**To be done:** Retype all of the entries word for word.

**Materials provided:**
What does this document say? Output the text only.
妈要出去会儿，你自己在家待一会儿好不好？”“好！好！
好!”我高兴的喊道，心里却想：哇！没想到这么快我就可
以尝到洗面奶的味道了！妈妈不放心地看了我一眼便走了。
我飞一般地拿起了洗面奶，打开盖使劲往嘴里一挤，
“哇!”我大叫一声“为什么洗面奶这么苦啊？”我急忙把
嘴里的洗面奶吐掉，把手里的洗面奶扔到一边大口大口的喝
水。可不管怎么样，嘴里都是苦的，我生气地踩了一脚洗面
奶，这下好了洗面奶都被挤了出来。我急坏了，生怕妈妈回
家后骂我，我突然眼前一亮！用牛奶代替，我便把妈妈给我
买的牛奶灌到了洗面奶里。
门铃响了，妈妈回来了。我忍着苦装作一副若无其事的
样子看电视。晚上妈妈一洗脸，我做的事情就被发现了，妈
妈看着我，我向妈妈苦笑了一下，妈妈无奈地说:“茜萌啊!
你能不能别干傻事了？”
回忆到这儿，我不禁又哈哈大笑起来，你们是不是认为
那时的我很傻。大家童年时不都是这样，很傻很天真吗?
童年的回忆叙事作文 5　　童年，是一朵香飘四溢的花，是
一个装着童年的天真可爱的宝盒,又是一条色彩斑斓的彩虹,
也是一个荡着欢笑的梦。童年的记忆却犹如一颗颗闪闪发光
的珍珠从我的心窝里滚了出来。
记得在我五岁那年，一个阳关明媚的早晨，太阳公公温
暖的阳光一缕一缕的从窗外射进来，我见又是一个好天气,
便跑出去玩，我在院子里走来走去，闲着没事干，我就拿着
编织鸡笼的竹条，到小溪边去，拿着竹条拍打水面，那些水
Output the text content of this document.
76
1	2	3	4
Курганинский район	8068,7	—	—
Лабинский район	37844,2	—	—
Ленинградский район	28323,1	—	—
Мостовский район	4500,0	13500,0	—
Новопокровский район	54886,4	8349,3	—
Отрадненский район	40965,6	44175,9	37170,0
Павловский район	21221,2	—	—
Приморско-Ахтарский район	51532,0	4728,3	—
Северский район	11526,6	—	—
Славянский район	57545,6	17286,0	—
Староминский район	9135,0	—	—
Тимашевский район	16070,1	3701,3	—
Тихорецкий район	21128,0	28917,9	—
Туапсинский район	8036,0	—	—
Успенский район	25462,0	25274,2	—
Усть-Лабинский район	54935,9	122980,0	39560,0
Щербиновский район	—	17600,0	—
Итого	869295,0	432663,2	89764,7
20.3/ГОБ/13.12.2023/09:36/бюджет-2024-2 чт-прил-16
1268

**Response to this task:**
What does this document say? Output the text only.
妈要出去会儿，你自己在家待一会儿好不好？”“好！好！
好!”我高兴的喊道，心里却想：哇！没想到这么快我就可
以尝到洗面奶的味道了！妈妈不放心地看了我一眼便走了。
我飞一般地拿起了洗面奶，打开盖使劲往嘴里一挤，
“哇!”我大叫一声“为什么洗面奶这么苦啊？”我急忙把
嘴里的洗面奶吐掉，把手里的洗面奶扔到一边大口大口的喝
水。可不管怎么样，嘴里都是苦的，我生气地踩了一脚洗面
奶，这下好了洗面奶都被挤了出来。我急坏了，生怕妈妈回
家后骂我，我突然眼前一亮！用牛奶代替，我便把妈妈给我
买的牛奶灌到了洗面奶里。
门铃响了，妈妈回来了。我忍着苦装作一副若无其事的
样子看电视。晚上妈妈一洗脸，我做的事情就被发现了，妈
妈看着我，我向妈妈苦笑了一下，妈妈无奈地说:“茜萌啊!
你能不能别干傻事了？”
回忆到这儿，我不禁又哈哈大笑起来，你们是不是认为
那时的我很傻。大家童年时不都是这样，很傻很天真吗?
童年的回忆叙事作文 5　　童年，是一朵香飘四溢的花，是
一个装着童年的天真可爱的宝盒,又是一条色彩斑斓的彩虹,
也是一个荡着欢笑的梦。童年的记忆却犹如一颗颗闪闪发光
的珍珠从我的心窝里滚了出来。
记得在我五岁那年，一个阳关明媚的早晨，太阳公公温
暖的阳光一缕一缕的从窗外射进来，我见又是一个好天气,
便跑出去玩，我在院子里走来走去，闲着没事干，我就拿着
编织鸡笼的竹条，到小溪边去，拿着竹条拍打水面，那些水
Output the text content of this document.
76
1	2	3	4
Курганинский район	8068,7	—	—
Лабинский район	37844,2	—	—
Ленинградский район	28323,1	—	—
Мостовский район	4500,0	13500,0	—
Новопокровский район	54886,4	8349,3	—
Отрадненский район	40965,6	44175,9	37170,0
Павловский район	21221,2	—	—
Приморско-Ахтарский район	51532,0	4728,3	—
Северский район	11526,6	—	—
Славянский район	57545,6	17286,0	—
Староминский район	9135,0	—	—
Тимашевский район	16070,1	3701,3	—
Тихорецкий район	21128,0	28917,9	—
Туапсинский район	8036,0	—	—
Успенский район	25462,0	25274,2	—
Усть-Лабинский район	54935,9	122980,0	39560,0
Щербиновский район	—	17600,0	—
Итого	869295,0	432663,2	89764,7
20.3/ГОБ/13.12.2023/09:36/бюджет-2024-2 чт-прил-16
1268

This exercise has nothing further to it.